[Dataset entries]
***

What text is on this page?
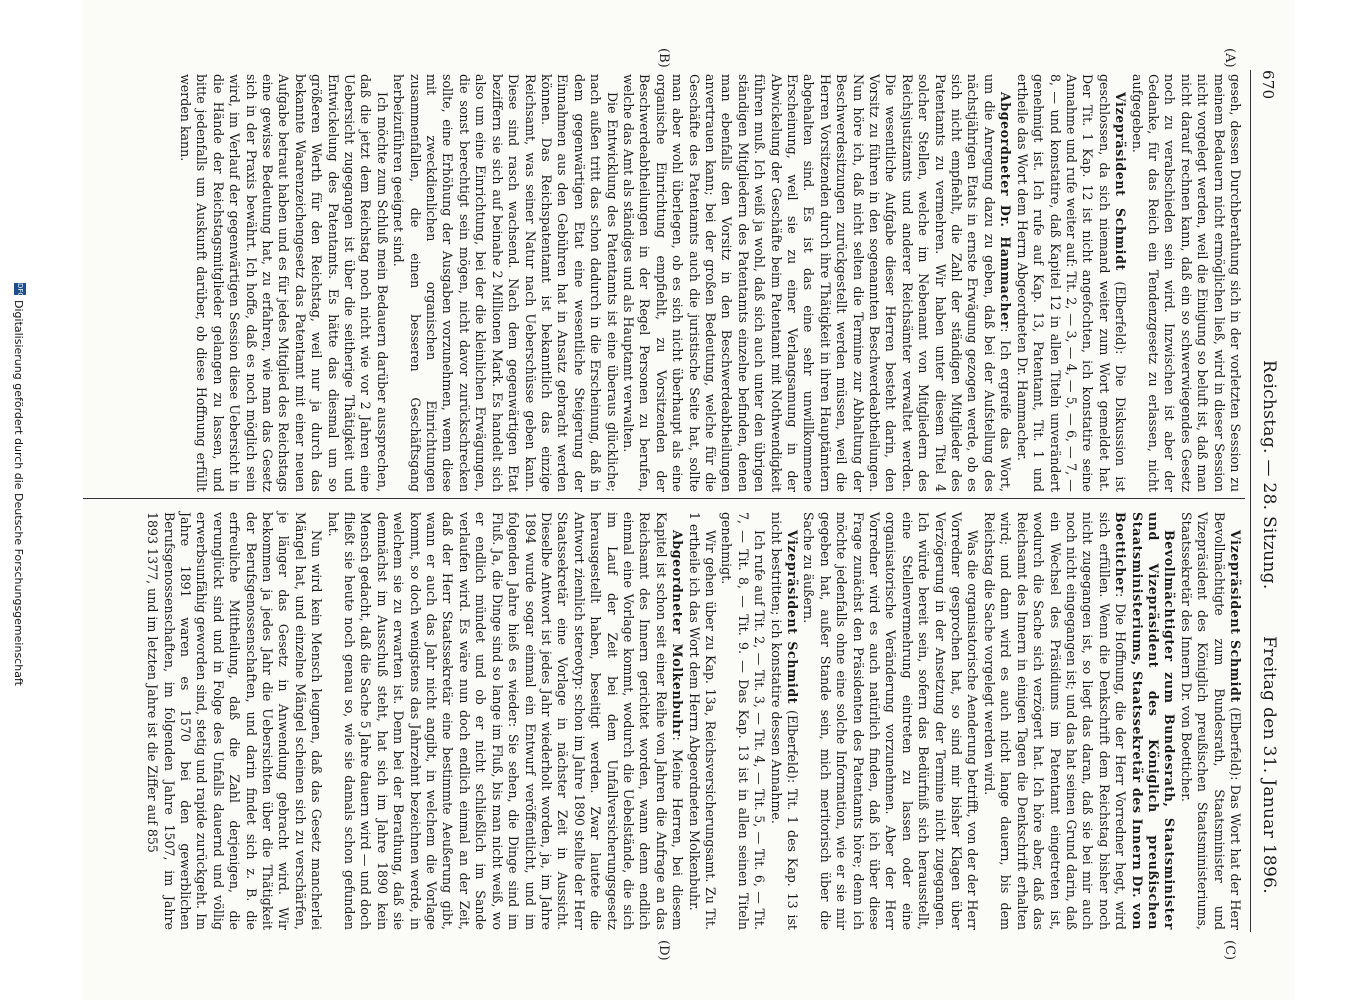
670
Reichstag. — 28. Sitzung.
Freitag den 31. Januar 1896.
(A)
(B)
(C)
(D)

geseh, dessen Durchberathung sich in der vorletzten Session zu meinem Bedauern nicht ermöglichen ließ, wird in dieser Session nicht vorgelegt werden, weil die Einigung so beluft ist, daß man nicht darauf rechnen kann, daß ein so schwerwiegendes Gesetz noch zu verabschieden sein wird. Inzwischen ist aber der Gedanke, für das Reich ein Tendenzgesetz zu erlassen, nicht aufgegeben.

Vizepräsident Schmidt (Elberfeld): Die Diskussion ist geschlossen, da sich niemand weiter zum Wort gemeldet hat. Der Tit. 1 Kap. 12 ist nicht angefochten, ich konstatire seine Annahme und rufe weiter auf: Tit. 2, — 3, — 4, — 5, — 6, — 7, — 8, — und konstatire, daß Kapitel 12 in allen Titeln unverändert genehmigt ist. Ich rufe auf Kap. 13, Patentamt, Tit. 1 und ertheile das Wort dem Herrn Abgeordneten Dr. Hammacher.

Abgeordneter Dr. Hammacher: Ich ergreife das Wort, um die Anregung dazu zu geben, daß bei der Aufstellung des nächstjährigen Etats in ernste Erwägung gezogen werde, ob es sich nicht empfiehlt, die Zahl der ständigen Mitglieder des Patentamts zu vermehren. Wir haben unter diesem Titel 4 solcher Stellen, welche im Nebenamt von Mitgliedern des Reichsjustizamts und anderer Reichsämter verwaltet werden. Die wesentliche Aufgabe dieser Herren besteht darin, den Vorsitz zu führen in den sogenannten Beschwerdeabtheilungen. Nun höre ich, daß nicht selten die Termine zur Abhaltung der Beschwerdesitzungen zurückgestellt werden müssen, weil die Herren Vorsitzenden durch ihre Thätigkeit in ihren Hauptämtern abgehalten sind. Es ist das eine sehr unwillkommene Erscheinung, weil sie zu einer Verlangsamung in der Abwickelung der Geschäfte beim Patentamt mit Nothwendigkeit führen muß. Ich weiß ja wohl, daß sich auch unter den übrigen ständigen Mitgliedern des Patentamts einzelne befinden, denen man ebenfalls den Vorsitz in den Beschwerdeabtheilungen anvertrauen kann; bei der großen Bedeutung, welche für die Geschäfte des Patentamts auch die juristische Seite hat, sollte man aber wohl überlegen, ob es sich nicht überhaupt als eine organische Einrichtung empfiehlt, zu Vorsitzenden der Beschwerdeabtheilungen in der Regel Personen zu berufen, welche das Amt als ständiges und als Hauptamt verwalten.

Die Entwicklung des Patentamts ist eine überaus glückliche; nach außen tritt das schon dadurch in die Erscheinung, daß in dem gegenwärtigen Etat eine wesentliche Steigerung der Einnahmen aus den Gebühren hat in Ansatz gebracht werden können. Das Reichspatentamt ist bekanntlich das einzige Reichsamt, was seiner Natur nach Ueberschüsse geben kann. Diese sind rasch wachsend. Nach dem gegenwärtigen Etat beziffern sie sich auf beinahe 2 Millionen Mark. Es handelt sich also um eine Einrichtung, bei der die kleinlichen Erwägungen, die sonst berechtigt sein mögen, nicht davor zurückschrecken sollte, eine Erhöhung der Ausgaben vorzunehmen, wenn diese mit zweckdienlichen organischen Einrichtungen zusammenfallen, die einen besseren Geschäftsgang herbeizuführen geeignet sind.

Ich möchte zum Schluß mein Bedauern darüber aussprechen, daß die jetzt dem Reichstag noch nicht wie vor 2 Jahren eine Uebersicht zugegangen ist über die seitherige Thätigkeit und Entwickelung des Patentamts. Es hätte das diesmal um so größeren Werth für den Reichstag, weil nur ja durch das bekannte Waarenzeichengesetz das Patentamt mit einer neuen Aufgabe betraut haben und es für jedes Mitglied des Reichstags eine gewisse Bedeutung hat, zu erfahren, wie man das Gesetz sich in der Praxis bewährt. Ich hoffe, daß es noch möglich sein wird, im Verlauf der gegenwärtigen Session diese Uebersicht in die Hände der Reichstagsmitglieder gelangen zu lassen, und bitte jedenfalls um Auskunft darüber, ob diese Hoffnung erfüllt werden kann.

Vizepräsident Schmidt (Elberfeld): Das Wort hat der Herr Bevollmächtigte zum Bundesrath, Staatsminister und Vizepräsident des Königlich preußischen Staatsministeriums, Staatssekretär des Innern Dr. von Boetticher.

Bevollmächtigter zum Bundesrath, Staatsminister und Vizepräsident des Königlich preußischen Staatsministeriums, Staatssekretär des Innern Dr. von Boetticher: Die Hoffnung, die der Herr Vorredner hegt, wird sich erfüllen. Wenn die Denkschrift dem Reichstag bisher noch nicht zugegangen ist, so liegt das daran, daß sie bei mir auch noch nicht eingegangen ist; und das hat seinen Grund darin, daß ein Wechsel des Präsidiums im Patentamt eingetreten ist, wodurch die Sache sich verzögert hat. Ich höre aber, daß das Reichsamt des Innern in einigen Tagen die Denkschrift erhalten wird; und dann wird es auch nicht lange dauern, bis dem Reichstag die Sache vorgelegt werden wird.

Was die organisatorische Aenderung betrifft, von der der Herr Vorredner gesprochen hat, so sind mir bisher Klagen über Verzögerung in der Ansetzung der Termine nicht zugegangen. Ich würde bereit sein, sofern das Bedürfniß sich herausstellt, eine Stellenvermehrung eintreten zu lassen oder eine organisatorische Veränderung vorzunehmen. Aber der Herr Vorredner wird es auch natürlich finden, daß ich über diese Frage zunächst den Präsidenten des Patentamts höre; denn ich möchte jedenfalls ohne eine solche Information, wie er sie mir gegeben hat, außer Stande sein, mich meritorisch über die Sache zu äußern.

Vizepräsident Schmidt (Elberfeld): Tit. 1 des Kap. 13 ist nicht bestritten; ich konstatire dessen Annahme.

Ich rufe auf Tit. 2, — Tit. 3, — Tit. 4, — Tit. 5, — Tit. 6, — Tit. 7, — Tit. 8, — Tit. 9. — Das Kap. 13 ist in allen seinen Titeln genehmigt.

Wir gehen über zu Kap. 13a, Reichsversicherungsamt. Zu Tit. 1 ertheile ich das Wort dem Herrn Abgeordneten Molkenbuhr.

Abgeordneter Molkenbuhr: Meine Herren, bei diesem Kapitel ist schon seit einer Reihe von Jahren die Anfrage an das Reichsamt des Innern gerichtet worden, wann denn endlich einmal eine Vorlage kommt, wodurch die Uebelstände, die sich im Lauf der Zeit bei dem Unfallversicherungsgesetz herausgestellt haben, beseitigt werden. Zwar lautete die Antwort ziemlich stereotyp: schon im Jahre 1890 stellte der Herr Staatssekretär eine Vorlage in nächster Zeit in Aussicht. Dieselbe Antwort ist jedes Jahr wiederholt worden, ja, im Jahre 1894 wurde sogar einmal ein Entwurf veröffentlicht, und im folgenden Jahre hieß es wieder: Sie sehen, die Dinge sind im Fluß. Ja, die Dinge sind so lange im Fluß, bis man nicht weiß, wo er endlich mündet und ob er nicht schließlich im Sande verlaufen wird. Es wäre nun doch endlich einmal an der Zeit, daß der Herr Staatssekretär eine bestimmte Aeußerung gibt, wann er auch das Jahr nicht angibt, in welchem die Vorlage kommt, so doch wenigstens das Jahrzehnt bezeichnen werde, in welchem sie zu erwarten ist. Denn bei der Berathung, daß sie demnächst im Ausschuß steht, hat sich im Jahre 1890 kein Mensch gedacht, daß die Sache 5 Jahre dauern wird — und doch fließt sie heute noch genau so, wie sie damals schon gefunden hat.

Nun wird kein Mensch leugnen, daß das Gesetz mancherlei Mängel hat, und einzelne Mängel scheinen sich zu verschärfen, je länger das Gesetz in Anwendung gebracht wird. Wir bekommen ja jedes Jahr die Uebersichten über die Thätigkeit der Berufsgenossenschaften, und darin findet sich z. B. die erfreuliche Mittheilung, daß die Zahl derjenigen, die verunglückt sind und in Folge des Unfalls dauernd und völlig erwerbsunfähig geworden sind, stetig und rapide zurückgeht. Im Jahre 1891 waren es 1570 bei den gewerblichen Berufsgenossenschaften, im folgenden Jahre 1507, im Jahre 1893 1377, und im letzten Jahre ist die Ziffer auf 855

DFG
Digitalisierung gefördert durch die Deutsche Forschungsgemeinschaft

***

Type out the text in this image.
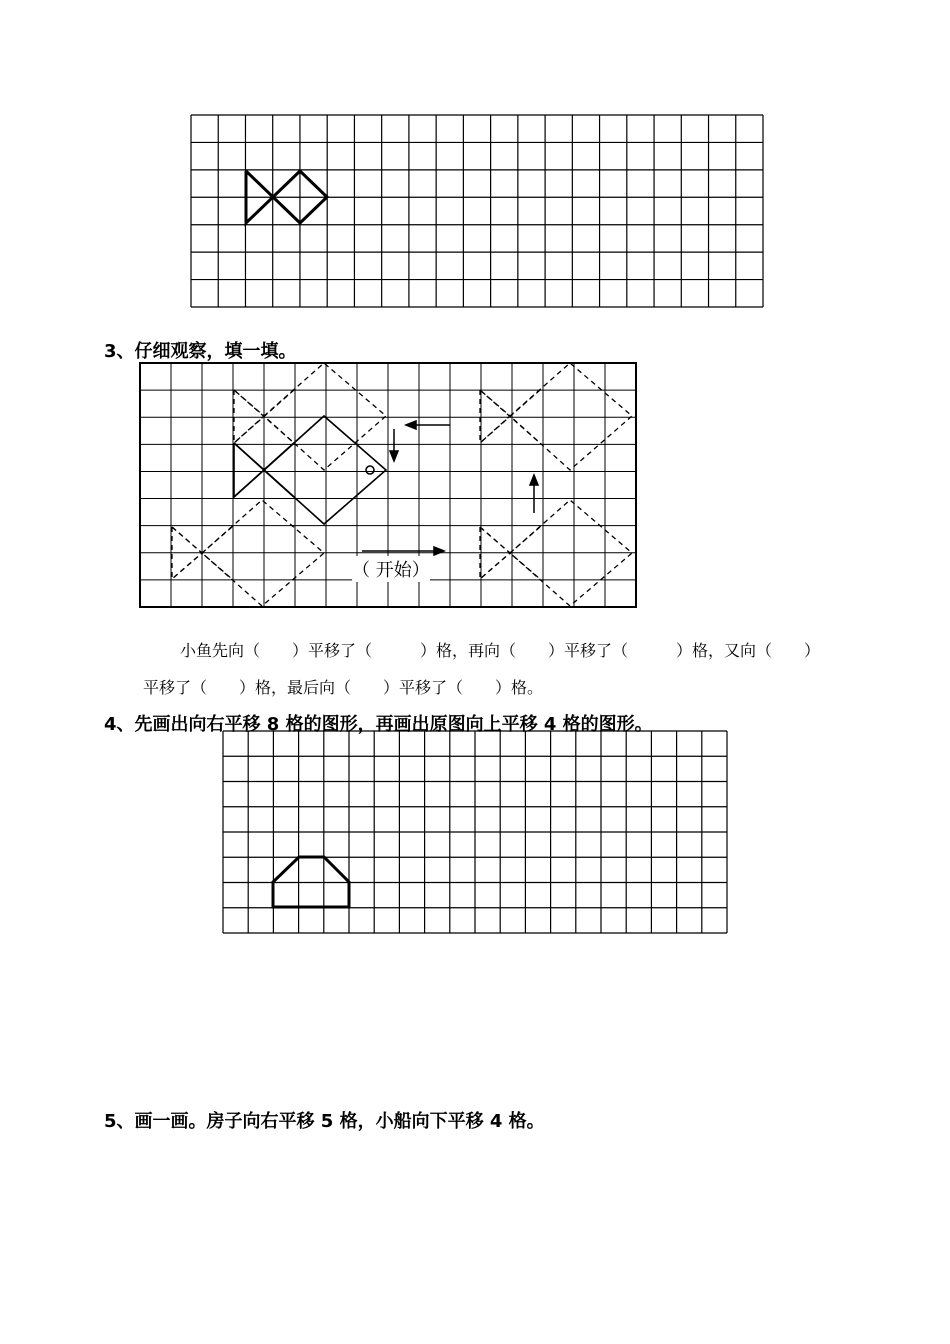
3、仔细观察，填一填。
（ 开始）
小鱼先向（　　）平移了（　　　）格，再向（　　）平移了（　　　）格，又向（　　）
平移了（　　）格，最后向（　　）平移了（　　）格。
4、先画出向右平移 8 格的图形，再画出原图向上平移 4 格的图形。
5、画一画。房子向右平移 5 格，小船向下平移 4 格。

***

Written instruction: Look through the data and gather every line with the string "Abgeordneten" in it.

Solution to this task:
Vizepräsident Schmidt (Elberfeld): Die Diskussion ist geschlossen, da sich niemand weiter zum Wort gemeldet hat. Der Tit. 1 Kap. 12 ist nicht angefochten, ich konstatire seine Annahme und rufe weiter auf: Tit. 2, — 3, — 4, — 5, — 6, — 7, — 8, — und konstatire, daß Kapitel 12 in allen Titeln unverändert genehmigt ist. Ich rufe auf Kap. 13, Patentamt, Tit. 1 und ertheile das Wort dem Herrn Abgeordneten Dr. Hammacher.
Wir gehen über zu Kap. 13a, Reichsversicherungsamt. Zu Tit. 1 ertheile ich das Wort dem Herrn Abgeordneten Molkenbuhr.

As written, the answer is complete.